(Layout-Einträge)
※ ※ ※

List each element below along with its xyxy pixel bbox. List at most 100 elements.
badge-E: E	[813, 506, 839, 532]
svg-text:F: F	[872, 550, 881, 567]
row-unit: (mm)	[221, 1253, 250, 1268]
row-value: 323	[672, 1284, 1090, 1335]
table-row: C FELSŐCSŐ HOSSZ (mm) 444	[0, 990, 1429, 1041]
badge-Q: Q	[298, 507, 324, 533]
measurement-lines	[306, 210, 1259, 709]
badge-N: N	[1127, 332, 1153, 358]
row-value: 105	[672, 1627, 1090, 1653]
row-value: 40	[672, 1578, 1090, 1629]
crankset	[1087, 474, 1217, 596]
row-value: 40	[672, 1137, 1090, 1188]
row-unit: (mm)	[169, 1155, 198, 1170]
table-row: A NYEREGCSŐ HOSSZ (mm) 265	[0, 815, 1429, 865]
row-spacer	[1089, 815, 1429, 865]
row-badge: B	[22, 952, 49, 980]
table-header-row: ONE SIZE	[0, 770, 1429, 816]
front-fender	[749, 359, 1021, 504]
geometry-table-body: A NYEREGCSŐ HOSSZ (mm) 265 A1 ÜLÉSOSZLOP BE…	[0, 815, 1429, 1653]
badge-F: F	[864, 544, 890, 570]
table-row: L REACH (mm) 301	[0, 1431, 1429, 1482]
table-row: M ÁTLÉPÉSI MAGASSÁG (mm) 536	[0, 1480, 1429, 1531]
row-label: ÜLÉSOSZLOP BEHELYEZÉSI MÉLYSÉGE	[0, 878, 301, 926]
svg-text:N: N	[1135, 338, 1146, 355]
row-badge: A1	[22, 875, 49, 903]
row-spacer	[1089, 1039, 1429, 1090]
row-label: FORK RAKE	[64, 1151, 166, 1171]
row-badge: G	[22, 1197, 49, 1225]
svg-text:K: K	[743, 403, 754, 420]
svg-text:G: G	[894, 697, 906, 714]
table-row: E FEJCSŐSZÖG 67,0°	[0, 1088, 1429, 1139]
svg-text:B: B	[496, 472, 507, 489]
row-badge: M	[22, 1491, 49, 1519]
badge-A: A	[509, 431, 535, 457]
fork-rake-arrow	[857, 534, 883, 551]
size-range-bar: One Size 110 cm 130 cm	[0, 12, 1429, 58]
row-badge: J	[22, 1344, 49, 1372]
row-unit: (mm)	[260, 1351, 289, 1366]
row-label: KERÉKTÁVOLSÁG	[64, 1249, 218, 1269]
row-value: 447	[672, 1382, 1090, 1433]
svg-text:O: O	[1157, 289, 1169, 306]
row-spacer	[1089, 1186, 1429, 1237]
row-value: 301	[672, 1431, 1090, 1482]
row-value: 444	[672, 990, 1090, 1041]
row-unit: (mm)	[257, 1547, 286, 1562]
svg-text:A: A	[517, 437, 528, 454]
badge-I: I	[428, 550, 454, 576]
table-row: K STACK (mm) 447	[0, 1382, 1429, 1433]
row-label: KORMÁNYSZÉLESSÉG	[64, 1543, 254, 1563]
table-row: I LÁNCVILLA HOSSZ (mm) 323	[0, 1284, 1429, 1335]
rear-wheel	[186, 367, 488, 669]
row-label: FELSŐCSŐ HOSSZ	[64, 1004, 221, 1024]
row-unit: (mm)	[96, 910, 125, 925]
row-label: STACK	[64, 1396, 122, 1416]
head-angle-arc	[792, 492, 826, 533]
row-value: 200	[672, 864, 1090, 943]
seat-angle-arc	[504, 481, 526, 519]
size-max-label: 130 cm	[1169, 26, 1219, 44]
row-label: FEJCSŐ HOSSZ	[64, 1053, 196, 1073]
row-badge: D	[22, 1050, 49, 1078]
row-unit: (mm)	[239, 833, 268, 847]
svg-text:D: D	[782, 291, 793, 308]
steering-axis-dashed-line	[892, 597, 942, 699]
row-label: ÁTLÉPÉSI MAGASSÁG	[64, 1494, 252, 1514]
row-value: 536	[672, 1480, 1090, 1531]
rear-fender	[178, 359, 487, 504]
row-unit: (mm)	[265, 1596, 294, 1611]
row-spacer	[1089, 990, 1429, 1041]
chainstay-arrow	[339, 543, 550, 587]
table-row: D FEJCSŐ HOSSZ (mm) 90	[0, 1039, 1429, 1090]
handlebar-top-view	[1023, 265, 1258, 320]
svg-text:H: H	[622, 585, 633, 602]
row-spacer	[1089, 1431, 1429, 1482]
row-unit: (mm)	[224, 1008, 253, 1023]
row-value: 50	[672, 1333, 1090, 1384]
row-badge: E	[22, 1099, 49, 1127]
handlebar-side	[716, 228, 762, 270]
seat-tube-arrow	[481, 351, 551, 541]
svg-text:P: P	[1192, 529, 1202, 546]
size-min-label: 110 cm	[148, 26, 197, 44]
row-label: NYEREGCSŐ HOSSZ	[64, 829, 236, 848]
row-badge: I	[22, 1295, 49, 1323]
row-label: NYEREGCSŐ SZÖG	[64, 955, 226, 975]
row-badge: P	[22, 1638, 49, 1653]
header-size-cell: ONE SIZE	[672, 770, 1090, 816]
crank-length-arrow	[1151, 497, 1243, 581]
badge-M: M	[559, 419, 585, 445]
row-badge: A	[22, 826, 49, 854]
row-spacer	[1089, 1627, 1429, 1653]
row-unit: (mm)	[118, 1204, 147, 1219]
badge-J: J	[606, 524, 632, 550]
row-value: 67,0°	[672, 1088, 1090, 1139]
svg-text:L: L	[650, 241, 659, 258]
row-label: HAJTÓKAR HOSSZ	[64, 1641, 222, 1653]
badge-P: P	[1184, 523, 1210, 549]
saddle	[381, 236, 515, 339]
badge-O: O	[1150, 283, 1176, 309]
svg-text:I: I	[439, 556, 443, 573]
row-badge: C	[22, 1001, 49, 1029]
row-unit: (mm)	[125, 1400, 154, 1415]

※ ※ ※

DIE AUFGABE:
Zitiere sämtliche Einträge oben Zeile für Zeile und ohne jede Änderung.

ERGEBNIS SIEHE UNTEN:
List each element below along with its xyxy pixel bbox. List at most 100 elements.
badge-E: E	[813, 506, 839, 532]
svg-text:F: F	[872, 550, 881, 567]
row-unit: (mm)	[221, 1253, 250, 1268]
row-value: 323	[672, 1284, 1090, 1335]
table-row: C FELSŐCSŐ HOSSZ (mm) 444	[0, 990, 1429, 1041]
badge-Q: Q	[298, 507, 324, 533]
measurement-lines	[306, 210, 1259, 709]
badge-N: N	[1127, 332, 1153, 358]
row-value: 105	[672, 1627, 1090, 1653]
row-value: 40	[672, 1578, 1090, 1629]
crankset	[1087, 474, 1217, 596]
row-value: 40	[672, 1137, 1090, 1188]
row-unit: (mm)	[169, 1155, 198, 1170]
table-row: A NYEREGCSŐ HOSSZ (mm) 265	[0, 815, 1429, 865]
row-spacer	[1089, 815, 1429, 865]
row-badge: B	[22, 952, 49, 980]
table-header-row: ONE SIZE	[0, 770, 1429, 816]
front-fender	[749, 359, 1021, 504]
geometry-table-body: A NYEREGCSŐ HOSSZ (mm) 265 A1 ÜLÉSOSZLOP BE…	[0, 815, 1429, 1653]
badge-F: F	[864, 544, 890, 570]
table-row: L REACH (mm) 301	[0, 1431, 1429, 1482]
table-row: M ÁTLÉPÉSI MAGASSÁG (mm) 536	[0, 1480, 1429, 1531]
row-label: ÜLÉSOSZLOP BEHELYEZÉSI MÉLYSÉGE	[0, 878, 301, 926]
svg-text:N: N	[1135, 338, 1146, 355]
row-badge: A1	[22, 875, 49, 903]
row-spacer	[1089, 1039, 1429, 1090]
row-label: FORK RAKE	[64, 1151, 166, 1171]
row-badge: G	[22, 1197, 49, 1225]
svg-text:K: K	[743, 403, 754, 420]
svg-text:G: G	[894, 697, 906, 714]
table-row: E FEJCSŐSZÖG 67,0°	[0, 1088, 1429, 1139]
svg-text:B: B	[496, 472, 507, 489]
row-badge: M	[22, 1491, 49, 1519]
badge-A: A	[509, 431, 535, 457]
fork-rake-arrow	[857, 534, 883, 551]
size-range-bar: One Size 110 cm 130 cm	[0, 12, 1429, 58]
row-badge: J	[22, 1344, 49, 1372]
row-unit: (mm)	[260, 1351, 289, 1366]
row-label: KERÉKTÁVOLSÁG	[64, 1249, 218, 1269]
row-value: 447	[672, 1382, 1090, 1433]
svg-text:O: O	[1157, 289, 1169, 306]
row-spacer	[1089, 1186, 1429, 1237]
row-value: 301	[672, 1431, 1090, 1482]
row-value: 444	[672, 990, 1090, 1041]
row-unit: (mm)	[257, 1547, 286, 1562]
svg-text:A: A	[517, 437, 528, 454]
badge-I: I	[428, 550, 454, 576]
table-row: K STACK (mm) 447	[0, 1382, 1429, 1433]
row-label: KORMÁNYSZÉLESSÉG	[64, 1543, 254, 1563]
table-row: I LÁNCVILLA HOSSZ (mm) 323	[0, 1284, 1429, 1335]
rear-wheel	[186, 367, 488, 669]
row-label: FELSŐCSŐ HOSSZ	[64, 1004, 221, 1024]
row-unit: (mm)	[96, 910, 125, 925]
row-label: STACK	[64, 1396, 122, 1416]
head-angle-arc	[792, 492, 826, 533]
row-value: 200	[672, 864, 1090, 943]
seat-angle-arc	[504, 481, 526, 519]
size-max-label: 130 cm	[1169, 26, 1219, 44]
row-label: FEJCSŐ HOSSZ	[64, 1053, 196, 1073]
row-badge: D	[22, 1050, 49, 1078]
row-unit: (mm)	[239, 833, 268, 847]
svg-text:D: D	[782, 291, 793, 308]
steering-axis-dashed-line	[892, 597, 942, 699]
row-label: ÁTLÉPÉSI MAGASSÁG	[64, 1494, 252, 1514]
row-value: 536	[672, 1480, 1090, 1531]
rear-fender	[178, 359, 487, 504]
row-unit: (mm)	[265, 1596, 294, 1611]
row-spacer	[1089, 990, 1429, 1041]
chainstay-arrow	[339, 543, 550, 587]
table-row: D FEJCSŐ HOSSZ (mm) 90	[0, 1039, 1429, 1090]
handlebar-top-view	[1023, 265, 1258, 320]
svg-text:H: H	[622, 585, 633, 602]
row-spacer	[1089, 1431, 1429, 1482]
row-unit: (mm)	[224, 1008, 253, 1023]
row-value: 50	[672, 1333, 1090, 1384]
row-badge: E	[22, 1099, 49, 1127]
handlebar-side	[716, 228, 762, 270]
seat-tube-arrow	[481, 351, 551, 541]
svg-text:P: P	[1192, 529, 1202, 546]
size-min-label: 110 cm	[148, 26, 197, 44]
row-label: NYEREGCSŐ HOSSZ	[64, 829, 236, 848]
row-badge: I	[22, 1295, 49, 1323]
row-label: NYEREGCSŐ SZÖG	[64, 955, 226, 975]
row-badge: P	[22, 1638, 49, 1653]
header-size-cell: ONE SIZE	[672, 770, 1090, 816]
crank-length-arrow	[1151, 497, 1243, 581]
badge-M: M	[559, 419, 585, 445]
row-badge: A	[22, 826, 49, 854]
row-spacer	[1089, 1627, 1429, 1653]
row-unit: (mm)	[118, 1204, 147, 1219]
badge-J: J	[606, 524, 632, 550]
row-value: 67,0°	[672, 1088, 1090, 1139]
svg-text:L: L	[650, 241, 659, 258]
row-label: HAJTÓKAR HOSSZ	[64, 1641, 222, 1653]
badge-P: P	[1184, 523, 1210, 549]
saddle	[381, 236, 515, 339]
badge-O: O	[1150, 283, 1176, 309]
svg-text:I: I	[439, 556, 443, 573]
row-badge: C	[22, 1001, 49, 1029]
row-unit: (mm)	[125, 1400, 154, 1415]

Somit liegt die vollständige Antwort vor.